Saved data entries
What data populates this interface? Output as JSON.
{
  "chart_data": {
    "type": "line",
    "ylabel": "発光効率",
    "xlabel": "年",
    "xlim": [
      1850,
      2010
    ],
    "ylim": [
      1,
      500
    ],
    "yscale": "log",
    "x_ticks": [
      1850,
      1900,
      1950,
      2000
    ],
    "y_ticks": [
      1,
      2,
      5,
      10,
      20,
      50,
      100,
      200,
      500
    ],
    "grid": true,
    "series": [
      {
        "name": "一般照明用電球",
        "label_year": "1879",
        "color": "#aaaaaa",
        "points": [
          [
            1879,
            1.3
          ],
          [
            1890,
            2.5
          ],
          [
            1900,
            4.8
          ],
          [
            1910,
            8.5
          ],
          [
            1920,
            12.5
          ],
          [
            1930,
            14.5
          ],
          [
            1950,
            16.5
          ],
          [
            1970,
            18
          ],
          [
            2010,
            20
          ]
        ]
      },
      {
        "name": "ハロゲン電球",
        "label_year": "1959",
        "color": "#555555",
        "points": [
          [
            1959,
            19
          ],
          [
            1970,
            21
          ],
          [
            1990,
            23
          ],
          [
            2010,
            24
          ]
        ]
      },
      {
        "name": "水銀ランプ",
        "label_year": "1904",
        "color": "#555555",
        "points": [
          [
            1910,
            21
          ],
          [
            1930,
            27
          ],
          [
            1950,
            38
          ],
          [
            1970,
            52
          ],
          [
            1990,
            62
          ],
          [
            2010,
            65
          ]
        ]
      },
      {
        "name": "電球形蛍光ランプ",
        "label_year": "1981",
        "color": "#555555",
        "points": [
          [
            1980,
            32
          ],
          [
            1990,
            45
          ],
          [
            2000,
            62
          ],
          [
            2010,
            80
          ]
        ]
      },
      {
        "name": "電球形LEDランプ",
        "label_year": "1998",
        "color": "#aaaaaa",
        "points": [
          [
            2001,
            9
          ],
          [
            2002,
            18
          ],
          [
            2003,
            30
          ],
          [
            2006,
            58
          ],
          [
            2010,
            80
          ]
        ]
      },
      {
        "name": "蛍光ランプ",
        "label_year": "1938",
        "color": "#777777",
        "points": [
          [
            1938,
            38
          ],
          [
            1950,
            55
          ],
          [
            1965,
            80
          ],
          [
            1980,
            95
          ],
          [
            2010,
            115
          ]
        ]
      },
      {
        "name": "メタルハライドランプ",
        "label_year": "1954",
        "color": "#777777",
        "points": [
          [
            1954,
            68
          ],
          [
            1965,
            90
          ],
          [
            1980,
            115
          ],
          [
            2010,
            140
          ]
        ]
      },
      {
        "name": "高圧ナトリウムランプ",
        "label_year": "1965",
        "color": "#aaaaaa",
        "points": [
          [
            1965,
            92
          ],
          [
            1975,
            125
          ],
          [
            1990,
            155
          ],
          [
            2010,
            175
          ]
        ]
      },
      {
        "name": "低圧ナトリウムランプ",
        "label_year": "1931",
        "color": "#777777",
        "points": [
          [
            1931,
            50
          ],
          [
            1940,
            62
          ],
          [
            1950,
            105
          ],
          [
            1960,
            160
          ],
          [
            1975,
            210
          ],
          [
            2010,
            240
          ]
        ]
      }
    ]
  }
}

---

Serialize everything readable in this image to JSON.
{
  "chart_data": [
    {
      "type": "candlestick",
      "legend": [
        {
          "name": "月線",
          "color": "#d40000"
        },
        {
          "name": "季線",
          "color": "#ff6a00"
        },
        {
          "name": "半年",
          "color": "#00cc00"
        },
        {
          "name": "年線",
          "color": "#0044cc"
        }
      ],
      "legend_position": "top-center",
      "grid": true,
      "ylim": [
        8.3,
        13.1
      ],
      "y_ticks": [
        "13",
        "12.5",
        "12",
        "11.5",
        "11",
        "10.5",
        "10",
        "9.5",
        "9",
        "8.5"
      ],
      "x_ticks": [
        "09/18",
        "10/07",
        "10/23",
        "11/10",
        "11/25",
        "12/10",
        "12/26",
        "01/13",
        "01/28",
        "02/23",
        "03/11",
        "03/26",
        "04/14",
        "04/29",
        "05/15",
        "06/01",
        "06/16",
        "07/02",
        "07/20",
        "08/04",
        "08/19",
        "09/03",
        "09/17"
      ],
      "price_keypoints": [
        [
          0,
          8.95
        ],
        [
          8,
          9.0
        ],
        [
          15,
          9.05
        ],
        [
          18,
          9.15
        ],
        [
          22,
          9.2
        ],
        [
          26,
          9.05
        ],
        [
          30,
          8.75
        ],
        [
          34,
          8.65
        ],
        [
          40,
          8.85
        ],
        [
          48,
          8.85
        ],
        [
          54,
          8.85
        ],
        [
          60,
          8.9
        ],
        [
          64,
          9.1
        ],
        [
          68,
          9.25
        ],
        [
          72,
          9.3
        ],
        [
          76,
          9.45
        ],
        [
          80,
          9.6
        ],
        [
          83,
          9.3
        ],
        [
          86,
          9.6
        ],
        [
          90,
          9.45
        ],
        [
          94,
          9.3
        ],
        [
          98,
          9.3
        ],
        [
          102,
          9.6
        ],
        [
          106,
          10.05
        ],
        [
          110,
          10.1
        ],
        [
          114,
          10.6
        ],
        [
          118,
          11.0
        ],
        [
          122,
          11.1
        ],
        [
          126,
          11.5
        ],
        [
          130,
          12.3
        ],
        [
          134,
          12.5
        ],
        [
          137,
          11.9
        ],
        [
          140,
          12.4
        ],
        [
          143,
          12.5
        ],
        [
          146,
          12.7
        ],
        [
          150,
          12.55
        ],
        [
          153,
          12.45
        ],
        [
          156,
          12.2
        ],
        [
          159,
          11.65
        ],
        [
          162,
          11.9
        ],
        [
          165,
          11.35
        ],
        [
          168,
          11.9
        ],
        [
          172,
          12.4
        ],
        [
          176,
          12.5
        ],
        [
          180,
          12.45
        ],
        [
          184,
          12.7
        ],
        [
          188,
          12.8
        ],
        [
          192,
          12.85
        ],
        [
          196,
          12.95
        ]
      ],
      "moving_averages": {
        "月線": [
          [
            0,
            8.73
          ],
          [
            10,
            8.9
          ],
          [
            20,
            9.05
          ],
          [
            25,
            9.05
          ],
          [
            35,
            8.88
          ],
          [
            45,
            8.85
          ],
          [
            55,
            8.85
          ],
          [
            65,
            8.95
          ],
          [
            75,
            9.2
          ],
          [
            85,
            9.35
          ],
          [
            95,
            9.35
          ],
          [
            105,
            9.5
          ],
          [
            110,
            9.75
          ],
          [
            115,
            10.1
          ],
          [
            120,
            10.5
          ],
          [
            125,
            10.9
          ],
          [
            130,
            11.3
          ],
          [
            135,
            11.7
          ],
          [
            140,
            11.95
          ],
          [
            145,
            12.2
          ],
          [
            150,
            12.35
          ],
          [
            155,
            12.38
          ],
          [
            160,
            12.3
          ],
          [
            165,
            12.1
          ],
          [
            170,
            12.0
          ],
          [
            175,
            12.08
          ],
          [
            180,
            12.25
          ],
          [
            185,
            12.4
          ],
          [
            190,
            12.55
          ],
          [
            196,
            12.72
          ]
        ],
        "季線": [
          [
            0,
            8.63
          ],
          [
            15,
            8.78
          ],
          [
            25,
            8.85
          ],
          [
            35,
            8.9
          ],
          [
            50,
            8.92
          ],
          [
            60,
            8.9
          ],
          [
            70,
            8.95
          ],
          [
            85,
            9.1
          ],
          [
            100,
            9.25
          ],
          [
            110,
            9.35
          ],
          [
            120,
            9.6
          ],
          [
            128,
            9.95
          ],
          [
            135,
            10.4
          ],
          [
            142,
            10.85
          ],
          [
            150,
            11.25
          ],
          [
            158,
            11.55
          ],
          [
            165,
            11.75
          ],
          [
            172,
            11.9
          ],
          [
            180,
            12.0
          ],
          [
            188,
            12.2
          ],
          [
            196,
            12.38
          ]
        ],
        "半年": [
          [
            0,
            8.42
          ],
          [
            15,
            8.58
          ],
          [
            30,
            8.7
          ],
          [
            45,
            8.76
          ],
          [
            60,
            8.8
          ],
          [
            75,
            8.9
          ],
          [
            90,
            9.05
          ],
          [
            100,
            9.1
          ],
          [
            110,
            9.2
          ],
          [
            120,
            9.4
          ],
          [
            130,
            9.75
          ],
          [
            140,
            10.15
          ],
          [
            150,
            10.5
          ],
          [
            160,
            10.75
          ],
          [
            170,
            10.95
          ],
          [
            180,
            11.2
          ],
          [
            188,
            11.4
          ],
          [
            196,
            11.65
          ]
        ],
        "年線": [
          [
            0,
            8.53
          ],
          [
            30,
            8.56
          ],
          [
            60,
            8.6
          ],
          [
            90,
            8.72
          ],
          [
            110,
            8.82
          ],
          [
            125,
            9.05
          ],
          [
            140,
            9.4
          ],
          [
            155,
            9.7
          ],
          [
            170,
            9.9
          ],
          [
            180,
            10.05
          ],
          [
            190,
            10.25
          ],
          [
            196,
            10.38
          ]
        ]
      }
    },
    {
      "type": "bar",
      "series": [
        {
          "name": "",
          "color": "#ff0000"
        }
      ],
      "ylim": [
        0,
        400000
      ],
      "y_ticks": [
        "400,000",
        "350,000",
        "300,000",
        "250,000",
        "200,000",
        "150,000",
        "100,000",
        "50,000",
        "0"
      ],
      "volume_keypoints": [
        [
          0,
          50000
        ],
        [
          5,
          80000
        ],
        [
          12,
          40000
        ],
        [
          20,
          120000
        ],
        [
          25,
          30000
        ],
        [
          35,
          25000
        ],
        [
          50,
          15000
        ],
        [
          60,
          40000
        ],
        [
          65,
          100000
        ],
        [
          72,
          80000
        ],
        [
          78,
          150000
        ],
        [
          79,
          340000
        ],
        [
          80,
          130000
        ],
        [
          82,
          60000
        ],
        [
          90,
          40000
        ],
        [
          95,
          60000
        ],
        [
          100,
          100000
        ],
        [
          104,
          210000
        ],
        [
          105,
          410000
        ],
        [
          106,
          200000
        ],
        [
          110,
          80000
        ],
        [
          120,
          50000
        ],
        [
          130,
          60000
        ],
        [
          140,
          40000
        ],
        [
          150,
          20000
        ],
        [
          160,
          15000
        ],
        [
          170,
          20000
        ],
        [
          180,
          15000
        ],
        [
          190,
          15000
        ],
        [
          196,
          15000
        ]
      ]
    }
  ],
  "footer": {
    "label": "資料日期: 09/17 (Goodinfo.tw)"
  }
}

- _Work to complete_: Whichever lines contain the string "JSON", select and copy them.

- _Written answer_:
What data populates this interface? Output as JSON.
Serialize everything readable in this image to JSON.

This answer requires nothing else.